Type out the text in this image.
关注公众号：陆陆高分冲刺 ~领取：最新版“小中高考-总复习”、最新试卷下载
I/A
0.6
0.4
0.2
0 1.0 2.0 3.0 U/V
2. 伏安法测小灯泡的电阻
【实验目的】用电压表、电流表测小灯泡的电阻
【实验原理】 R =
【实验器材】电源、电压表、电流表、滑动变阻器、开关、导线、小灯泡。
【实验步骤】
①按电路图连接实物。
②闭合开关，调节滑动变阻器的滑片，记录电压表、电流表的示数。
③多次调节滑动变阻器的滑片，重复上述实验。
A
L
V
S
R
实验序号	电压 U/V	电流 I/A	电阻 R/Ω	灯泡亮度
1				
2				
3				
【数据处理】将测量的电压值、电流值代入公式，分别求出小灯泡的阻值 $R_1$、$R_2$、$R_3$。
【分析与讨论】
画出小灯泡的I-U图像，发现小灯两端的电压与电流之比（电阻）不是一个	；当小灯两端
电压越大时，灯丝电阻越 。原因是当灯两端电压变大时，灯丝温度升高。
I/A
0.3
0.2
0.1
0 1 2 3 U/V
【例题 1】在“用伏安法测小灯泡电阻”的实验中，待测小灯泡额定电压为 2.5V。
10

····················

**PROBLEM**
Return all of the entries exactly as they were supplied.

**ANSWER TO THIS EXERCISE**
Type out the text in this image.
关注公众号：陆陆高分冲刺 ~领取：最新版“小中高考-总复习”、最新试卷下载
I/A
0.6
0.4
0.2
0 1.0 2.0 3.0 U/V
2. 伏安法测小灯泡的电阻
【实验目的】用电压表、电流表测小灯泡的电阻
【实验原理】 R =
【实验器材】电源、电压表、电流表、滑动变阻器、开关、导线、小灯泡。
【实验步骤】
①按电路图连接实物。
②闭合开关，调节滑动变阻器的滑片，记录电压表、电流表的示数。
③多次调节滑动变阻器的滑片，重复上述实验。
A
L
V
S
R
实验序号	电压 U/V	电流 I/A	电阻 R/Ω	灯泡亮度
1				
2				
3				
【数据处理】将测量的电压值、电流值代入公式，分别求出小灯泡的阻值 $R_1$、$R_2$、$R_3$。
【分析与讨论】
画出小灯泡的I-U图像，发现小灯两端的电压与电流之比（电阻）不是一个	；当小灯两端
电压越大时，灯丝电阻越 。原因是当灯两端电压变大时，灯丝温度升高。
I/A
0.3
0.2
0.1
0 1 2 3 U/V
【例题 1】在“用伏安法测小灯泡电阻”的实验中，待测小灯泡额定电压为 2.5V。
10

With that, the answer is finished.